» Your instructions:
Copy out each line of the data that holds the word "Matched".

[Data entries for graphics]
>> start

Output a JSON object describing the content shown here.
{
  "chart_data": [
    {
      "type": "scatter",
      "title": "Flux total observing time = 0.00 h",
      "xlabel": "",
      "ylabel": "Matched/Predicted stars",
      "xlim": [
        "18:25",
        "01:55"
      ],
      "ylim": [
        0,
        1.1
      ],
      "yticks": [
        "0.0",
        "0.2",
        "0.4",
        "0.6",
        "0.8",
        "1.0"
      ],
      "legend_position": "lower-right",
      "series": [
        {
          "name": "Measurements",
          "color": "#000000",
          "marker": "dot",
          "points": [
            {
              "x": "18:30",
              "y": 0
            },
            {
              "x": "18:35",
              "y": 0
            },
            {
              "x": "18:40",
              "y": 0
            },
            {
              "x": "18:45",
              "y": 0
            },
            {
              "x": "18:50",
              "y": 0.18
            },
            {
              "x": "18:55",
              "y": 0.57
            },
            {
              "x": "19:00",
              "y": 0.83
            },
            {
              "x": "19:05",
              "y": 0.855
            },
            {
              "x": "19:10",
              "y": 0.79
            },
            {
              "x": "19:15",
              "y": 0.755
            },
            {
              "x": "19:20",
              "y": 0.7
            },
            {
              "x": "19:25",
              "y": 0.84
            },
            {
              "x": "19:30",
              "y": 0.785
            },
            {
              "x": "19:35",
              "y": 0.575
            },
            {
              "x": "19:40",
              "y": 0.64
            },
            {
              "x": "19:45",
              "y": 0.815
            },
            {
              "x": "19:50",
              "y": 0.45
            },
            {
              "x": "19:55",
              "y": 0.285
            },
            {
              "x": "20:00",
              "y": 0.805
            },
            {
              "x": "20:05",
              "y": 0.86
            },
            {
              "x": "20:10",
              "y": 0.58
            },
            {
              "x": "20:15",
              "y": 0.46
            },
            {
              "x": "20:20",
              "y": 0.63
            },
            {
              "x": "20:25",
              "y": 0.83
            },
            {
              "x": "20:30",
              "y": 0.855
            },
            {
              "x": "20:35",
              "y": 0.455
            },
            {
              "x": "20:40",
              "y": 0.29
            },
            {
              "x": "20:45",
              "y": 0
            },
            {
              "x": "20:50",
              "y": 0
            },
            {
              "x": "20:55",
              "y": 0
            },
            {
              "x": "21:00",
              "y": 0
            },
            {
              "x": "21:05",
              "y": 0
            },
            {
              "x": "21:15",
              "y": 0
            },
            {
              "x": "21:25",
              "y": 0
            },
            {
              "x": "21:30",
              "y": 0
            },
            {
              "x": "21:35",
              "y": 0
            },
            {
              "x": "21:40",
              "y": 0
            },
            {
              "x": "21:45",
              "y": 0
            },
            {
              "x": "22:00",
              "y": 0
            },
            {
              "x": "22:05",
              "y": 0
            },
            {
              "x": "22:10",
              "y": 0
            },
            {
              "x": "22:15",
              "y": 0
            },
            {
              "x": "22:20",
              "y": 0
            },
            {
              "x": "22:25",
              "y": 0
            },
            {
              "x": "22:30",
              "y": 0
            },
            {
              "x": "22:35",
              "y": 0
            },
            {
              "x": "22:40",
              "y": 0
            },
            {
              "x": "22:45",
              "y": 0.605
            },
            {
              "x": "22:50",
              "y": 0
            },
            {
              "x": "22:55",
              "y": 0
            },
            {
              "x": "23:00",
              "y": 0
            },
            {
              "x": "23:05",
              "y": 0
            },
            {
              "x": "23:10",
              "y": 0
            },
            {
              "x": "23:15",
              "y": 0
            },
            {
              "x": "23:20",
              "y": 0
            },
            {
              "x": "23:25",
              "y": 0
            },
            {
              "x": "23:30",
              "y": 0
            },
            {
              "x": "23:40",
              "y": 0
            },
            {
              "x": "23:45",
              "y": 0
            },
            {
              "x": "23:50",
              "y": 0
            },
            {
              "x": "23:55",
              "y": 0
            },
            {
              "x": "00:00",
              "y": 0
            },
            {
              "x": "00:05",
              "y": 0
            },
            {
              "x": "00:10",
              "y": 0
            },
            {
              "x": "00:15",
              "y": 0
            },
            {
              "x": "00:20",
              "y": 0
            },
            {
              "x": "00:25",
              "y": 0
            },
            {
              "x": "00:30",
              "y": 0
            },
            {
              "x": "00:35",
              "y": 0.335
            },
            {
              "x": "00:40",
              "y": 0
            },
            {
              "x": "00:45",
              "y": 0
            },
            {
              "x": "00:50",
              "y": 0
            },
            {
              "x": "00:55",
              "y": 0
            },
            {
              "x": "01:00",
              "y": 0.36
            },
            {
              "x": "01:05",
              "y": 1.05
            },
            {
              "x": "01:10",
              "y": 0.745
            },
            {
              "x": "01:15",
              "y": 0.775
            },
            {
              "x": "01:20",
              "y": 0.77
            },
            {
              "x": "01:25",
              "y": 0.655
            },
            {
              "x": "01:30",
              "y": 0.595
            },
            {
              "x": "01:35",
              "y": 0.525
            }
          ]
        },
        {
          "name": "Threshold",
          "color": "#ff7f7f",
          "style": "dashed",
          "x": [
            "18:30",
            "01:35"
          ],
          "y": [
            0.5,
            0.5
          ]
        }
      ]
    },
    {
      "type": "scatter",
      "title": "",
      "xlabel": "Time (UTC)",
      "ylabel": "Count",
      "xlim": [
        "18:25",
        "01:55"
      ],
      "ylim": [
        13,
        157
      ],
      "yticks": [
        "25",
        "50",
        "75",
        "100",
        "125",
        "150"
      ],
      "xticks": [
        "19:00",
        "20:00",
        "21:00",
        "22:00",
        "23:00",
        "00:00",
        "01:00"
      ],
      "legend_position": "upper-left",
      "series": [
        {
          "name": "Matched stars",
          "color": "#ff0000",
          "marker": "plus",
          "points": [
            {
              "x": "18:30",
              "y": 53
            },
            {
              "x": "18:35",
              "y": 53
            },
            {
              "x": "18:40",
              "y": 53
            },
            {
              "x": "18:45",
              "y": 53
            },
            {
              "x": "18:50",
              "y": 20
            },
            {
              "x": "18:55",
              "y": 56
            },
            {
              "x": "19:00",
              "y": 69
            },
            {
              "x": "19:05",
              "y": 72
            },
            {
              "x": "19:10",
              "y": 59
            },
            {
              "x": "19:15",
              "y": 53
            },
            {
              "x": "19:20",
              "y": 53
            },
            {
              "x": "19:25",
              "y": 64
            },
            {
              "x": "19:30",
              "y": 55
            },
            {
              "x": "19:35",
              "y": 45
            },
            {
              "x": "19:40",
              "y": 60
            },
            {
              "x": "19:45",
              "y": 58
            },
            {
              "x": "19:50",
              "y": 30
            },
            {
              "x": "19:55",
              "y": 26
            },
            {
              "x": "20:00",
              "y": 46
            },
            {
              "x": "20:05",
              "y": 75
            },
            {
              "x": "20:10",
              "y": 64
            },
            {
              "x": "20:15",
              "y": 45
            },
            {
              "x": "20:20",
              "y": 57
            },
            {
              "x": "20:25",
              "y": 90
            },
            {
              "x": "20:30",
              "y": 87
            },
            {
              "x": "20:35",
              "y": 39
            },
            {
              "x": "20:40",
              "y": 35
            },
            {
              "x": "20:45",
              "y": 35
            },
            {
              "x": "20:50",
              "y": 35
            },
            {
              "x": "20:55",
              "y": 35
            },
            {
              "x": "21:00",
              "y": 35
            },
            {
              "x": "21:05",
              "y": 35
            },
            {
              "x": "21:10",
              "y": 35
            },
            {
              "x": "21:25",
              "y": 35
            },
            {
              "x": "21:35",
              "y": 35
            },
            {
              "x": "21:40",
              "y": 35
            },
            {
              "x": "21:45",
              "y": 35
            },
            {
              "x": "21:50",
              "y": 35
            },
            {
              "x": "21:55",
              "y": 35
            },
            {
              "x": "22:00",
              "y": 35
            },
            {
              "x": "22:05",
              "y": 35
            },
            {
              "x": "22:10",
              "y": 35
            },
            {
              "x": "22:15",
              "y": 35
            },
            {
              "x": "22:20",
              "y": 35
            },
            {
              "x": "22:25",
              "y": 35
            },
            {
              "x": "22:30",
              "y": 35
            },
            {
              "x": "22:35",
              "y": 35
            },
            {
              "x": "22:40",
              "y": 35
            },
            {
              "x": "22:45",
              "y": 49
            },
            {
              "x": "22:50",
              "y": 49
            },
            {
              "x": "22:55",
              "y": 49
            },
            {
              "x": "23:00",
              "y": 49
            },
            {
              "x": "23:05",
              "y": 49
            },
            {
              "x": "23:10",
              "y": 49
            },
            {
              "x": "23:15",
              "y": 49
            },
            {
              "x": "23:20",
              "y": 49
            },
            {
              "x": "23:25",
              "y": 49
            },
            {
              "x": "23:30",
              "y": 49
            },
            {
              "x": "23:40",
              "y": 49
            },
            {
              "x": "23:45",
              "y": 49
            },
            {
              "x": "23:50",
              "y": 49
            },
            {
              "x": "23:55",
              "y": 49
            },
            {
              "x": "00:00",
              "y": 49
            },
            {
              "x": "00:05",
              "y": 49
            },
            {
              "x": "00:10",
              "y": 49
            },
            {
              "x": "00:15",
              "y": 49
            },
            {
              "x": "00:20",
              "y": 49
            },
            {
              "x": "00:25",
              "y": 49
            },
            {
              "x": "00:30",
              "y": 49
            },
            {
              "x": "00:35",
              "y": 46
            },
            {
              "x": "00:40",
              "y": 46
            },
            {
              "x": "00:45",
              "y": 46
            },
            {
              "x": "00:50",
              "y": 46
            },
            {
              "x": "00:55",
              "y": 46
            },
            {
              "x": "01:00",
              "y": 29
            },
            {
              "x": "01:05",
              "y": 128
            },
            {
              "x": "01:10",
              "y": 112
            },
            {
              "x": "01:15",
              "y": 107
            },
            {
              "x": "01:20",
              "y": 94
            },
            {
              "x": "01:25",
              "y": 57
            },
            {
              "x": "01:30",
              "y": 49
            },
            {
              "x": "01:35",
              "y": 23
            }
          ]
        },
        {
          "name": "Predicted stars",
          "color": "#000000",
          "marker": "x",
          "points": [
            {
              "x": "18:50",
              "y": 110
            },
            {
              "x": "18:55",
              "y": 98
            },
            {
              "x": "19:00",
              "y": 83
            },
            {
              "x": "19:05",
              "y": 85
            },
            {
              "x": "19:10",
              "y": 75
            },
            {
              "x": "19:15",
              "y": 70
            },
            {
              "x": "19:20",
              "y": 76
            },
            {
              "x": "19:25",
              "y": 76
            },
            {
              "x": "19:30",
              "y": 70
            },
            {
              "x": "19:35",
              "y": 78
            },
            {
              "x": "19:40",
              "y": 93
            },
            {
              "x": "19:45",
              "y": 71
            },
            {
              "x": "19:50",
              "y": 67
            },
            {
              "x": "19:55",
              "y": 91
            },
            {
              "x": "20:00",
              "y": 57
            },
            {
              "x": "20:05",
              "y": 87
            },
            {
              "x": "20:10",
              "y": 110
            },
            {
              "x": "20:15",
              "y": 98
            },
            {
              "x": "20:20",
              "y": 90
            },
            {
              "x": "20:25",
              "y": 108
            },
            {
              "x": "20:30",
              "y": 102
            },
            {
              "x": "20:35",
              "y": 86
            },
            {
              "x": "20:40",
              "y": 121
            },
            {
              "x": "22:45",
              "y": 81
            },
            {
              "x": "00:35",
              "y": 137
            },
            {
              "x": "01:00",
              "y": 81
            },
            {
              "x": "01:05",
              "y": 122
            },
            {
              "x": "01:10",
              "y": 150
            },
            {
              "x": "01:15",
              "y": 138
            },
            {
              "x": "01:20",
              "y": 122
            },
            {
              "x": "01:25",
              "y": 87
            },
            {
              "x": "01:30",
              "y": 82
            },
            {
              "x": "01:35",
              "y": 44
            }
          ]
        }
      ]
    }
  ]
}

>> end

» Correct answer:
      "ylabel": "Matched/Predicted stars",
          "name": "Matched stars",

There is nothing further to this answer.